Chart and figure data
↓↓↓
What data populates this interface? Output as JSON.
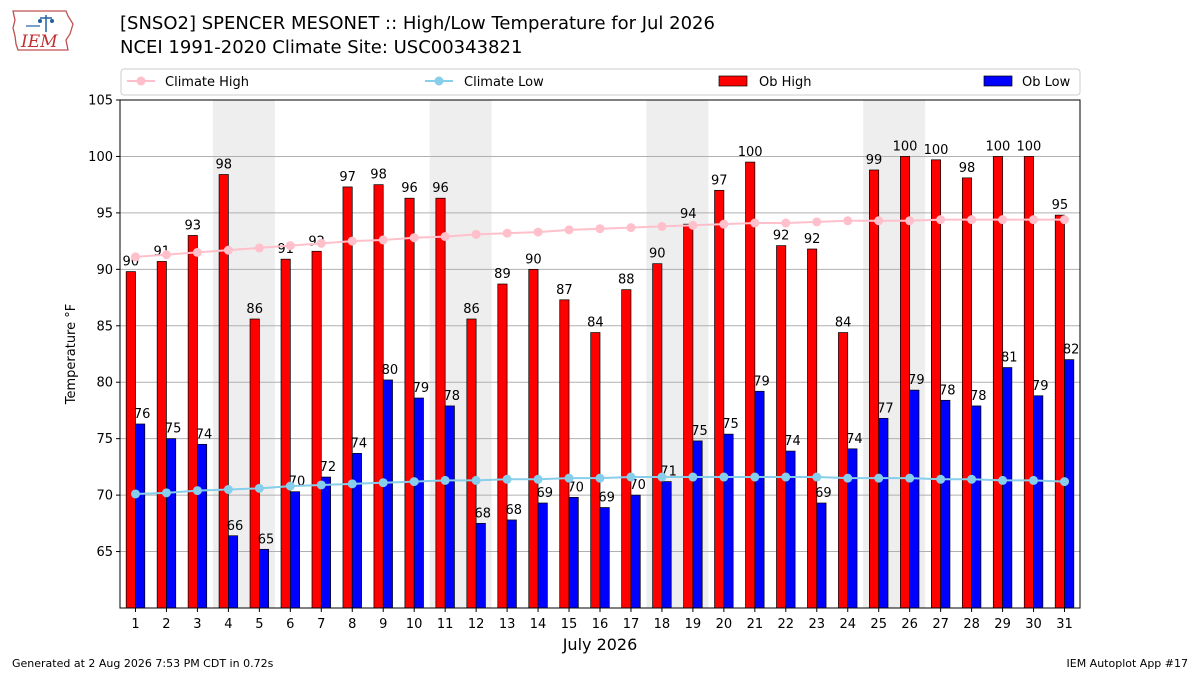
{
  "header": {
    "title_line1": "[SNSO2] SPENCER MESONET :: High/Low Temperature for Jul 2026",
    "title_line2": "NCEI 1991-2020 Climate Site: USC00343821"
  },
  "logo": {
    "text": "IEM"
  },
  "footer": {
    "generated": "Generated at 2 Aug 2026 7:53 PM CDT in 0.72s",
    "app": "IEM Autoplot App #17"
  },
  "colors": {
    "ob_high": "#ff0000",
    "ob_low": "#0000ff",
    "climate_high": "#ffc0cb",
    "climate_low": "#87ceeb",
    "weekend_shade": "#eeeeee",
    "grid": "#b0b0b0"
  },
  "chart_data": {
    "type": "bar",
    "title": "[SNSO2] SPENCER MESONET :: High/Low Temperature for Jul 2026",
    "subtitle": "NCEI 1991-2020 Climate Site: USC00343821",
    "xlabel": "July 2026",
    "ylabel": "Temperature °F",
    "ylim": [
      60,
      105
    ],
    "yticks": [
      65,
      70,
      75,
      80,
      85,
      90,
      95,
      100,
      105
    ],
    "grid": true,
    "legend_placement": "top",
    "legend": [
      "Climate High",
      "Climate Low",
      "Ob High",
      "Ob Low"
    ],
    "categories": [
      "1",
      "2",
      "3",
      "4",
      "5",
      "6",
      "7",
      "8",
      "9",
      "10",
      "11",
      "12",
      "13",
      "14",
      "15",
      "16",
      "17",
      "18",
      "19",
      "20",
      "21",
      "22",
      "23",
      "24",
      "25",
      "26",
      "27",
      "28",
      "29",
      "30",
      "31"
    ],
    "shaded_days": [
      [
        4,
        5
      ],
      [
        11,
        12
      ],
      [
        18,
        19
      ],
      [
        25,
        26
      ]
    ],
    "series": [
      {
        "name": "Ob High",
        "kind": "bar",
        "values": [
          89.8,
          90.7,
          93,
          98.4,
          85.6,
          90.9,
          91.6,
          97.3,
          97.5,
          96.3,
          96.3,
          85.6,
          88.7,
          90,
          87.3,
          84.4,
          88.2,
          90.5,
          94,
          97,
          99.5,
          92.1,
          91.8,
          84.4,
          98.8,
          100,
          99.7,
          98.1,
          100,
          100,
          94.8
        ],
        "labels": [
          "90",
          "91",
          "93",
          "98",
          "86",
          "91",
          "92",
          "97",
          "98",
          "96",
          "96",
          "86",
          "89",
          "90",
          "87",
          "84",
          "88",
          "90",
          "94",
          "97",
          "100",
          "92",
          "92",
          "84",
          "99",
          "100",
          "100",
          "98",
          "100",
          "100",
          "95"
        ]
      },
      {
        "name": "Ob Low",
        "kind": "bar",
        "values": [
          76.3,
          75,
          74.5,
          66.4,
          65.2,
          70.3,
          71.6,
          73.7,
          80.2,
          78.6,
          77.9,
          67.5,
          67.8,
          69.3,
          69.8,
          68.9,
          70,
          71.2,
          74.8,
          75.4,
          79.2,
          73.9,
          69.3,
          74.1,
          76.8,
          79.3,
          78.4,
          77.9,
          81.3,
          78.8,
          82
        ],
        "labels": [
          "76",
          "75",
          "74",
          "66",
          "65",
          "70",
          "72",
          "74",
          "80",
          "79",
          "78",
          "68",
          "68",
          "69",
          "70",
          "69",
          "70",
          "71",
          "75",
          "75",
          "79",
          "74",
          "69",
          "74",
          "77",
          "79",
          "78",
          "78",
          "81",
          "79",
          "82"
        ]
      },
      {
        "name": "Climate High",
        "kind": "line",
        "values": [
          91.1,
          91.3,
          91.5,
          91.7,
          91.9,
          92.1,
          92.3,
          92.5,
          92.6,
          92.8,
          92.9,
          93.1,
          93.2,
          93.3,
          93.5,
          93.6,
          93.7,
          93.8,
          93.9,
          94.0,
          94.1,
          94.1,
          94.2,
          94.3,
          94.3,
          94.3,
          94.4,
          94.4,
          94.4,
          94.4,
          94.4
        ]
      },
      {
        "name": "Climate Low",
        "kind": "line",
        "values": [
          70.1,
          70.2,
          70.4,
          70.5,
          70.6,
          70.8,
          70.9,
          71.0,
          71.1,
          71.2,
          71.3,
          71.3,
          71.4,
          71.4,
          71.5,
          71.5,
          71.6,
          71.6,
          71.6,
          71.6,
          71.6,
          71.6,
          71.6,
          71.5,
          71.5,
          71.5,
          71.4,
          71.4,
          71.3,
          71.3,
          71.2
        ]
      }
    ]
  }
}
↑↑↑
STATED GOAL
Every entry must be reproduced exactly, with the images left out.

SOLUTION FOR THIS PROBLEM
What data populates this interface? Output as JSON.
{
  "header": {
    "title_line1": "[SNSO2] SPENCER MESONET :: High/Low Temperature for Jul 2026",
    "title_line2": "NCEI 1991-2020 Climate Site: USC00343821"
  },
  "logo": {
    "text": "IEM"
  },
  "footer": {
    "generated": "Generated at 2 Aug 2026 7:53 PM CDT in 0.72s",
    "app": "IEM Autoplot App #17"
  },
  "colors": {
    "ob_high": "#ff0000",
    "ob_low": "#0000ff",
    "climate_high": "#ffc0cb",
    "climate_low": "#87ceeb",
    "weekend_shade": "#eeeeee",
    "grid": "#b0b0b0"
  },
  "chart_data": {
    "type": "bar",
    "title": "[SNSO2] SPENCER MESONET :: High/Low Temperature for Jul 2026",
    "subtitle": "NCEI 1991-2020 Climate Site: USC00343821",
    "xlabel": "July 2026",
    "ylabel": "Temperature °F",
    "ylim": [
      60,
      105
    ],
    "yticks": [
      65,
      70,
      75,
      80,
      85,
      90,
      95,
      100,
      105
    ],
    "grid": true,
    "legend_placement": "top",
    "legend": [
      "Climate High",
      "Climate Low",
      "Ob High",
      "Ob Low"
    ],
    "categories": [
      "1",
      "2",
      "3",
      "4",
      "5",
      "6",
      "7",
      "8",
      "9",
      "10",
      "11",
      "12",
      "13",
      "14",
      "15",
      "16",
      "17",
      "18",
      "19",
      "20",
      "21",
      "22",
      "23",
      "24",
      "25",
      "26",
      "27",
      "28",
      "29",
      "30",
      "31"
    ],
    "shaded_days": [
      [
        4,
        5
      ],
      [
        11,
        12
      ],
      [
        18,
        19
      ],
      [
        25,
        26
      ]
    ],
    "series": [
      {
        "name": "Ob High",
        "kind": "bar",
        "values": [
          89.8,
          90.7,
          93,
          98.4,
          85.6,
          90.9,
          91.6,
          97.3,
          97.5,
          96.3,
          96.3,
          85.6,
          88.7,
          90,
          87.3,
          84.4,
          88.2,
          90.5,
          94,
          97,
          99.5,
          92.1,
          91.8,
          84.4,
          98.8,
          100,
          99.7,
          98.1,
          100,
          100,
          94.8
        ],
        "labels": [
          "90",
          "91",
          "93",
          "98",
          "86",
          "91",
          "92",
          "97",
          "98",
          "96",
          "96",
          "86",
          "89",
          "90",
          "87",
          "84",
          "88",
          "90",
          "94",
          "97",
          "100",
          "92",
          "92",
          "84",
          "99",
          "100",
          "100",
          "98",
          "100",
          "100",
          "95"
        ]
      },
      {
        "name": "Ob Low",
        "kind": "bar",
        "values": [
          76.3,
          75,
          74.5,
          66.4,
          65.2,
          70.3,
          71.6,
          73.7,
          80.2,
          78.6,
          77.9,
          67.5,
          67.8,
          69.3,
          69.8,
          68.9,
          70,
          71.2,
          74.8,
          75.4,
          79.2,
          73.9,
          69.3,
          74.1,
          76.8,
          79.3,
          78.4,
          77.9,
          81.3,
          78.8,
          82
        ],
        "labels": [
          "76",
          "75",
          "74",
          "66",
          "65",
          "70",
          "72",
          "74",
          "80",
          "79",
          "78",
          "68",
          "68",
          "69",
          "70",
          "69",
          "70",
          "71",
          "75",
          "75",
          "79",
          "74",
          "69",
          "74",
          "77",
          "79",
          "78",
          "78",
          "81",
          "79",
          "82"
        ]
      },
      {
        "name": "Climate High",
        "kind": "line",
        "values": [
          91.1,
          91.3,
          91.5,
          91.7,
          91.9,
          92.1,
          92.3,
          92.5,
          92.6,
          92.8,
          92.9,
          93.1,
          93.2,
          93.3,
          93.5,
          93.6,
          93.7,
          93.8,
          93.9,
          94.0,
          94.1,
          94.1,
          94.2,
          94.3,
          94.3,
          94.3,
          94.4,
          94.4,
          94.4,
          94.4,
          94.4
        ]
      },
      {
        "name": "Climate Low",
        "kind": "line",
        "values": [
          70.1,
          70.2,
          70.4,
          70.5,
          70.6,
          70.8,
          70.9,
          71.0,
          71.1,
          71.2,
          71.3,
          71.3,
          71.4,
          71.4,
          71.5,
          71.5,
          71.6,
          71.6,
          71.6,
          71.6,
          71.6,
          71.6,
          71.6,
          71.5,
          71.5,
          71.5,
          71.4,
          71.4,
          71.3,
          71.3,
          71.2
        ]
      }
    ]
  }
}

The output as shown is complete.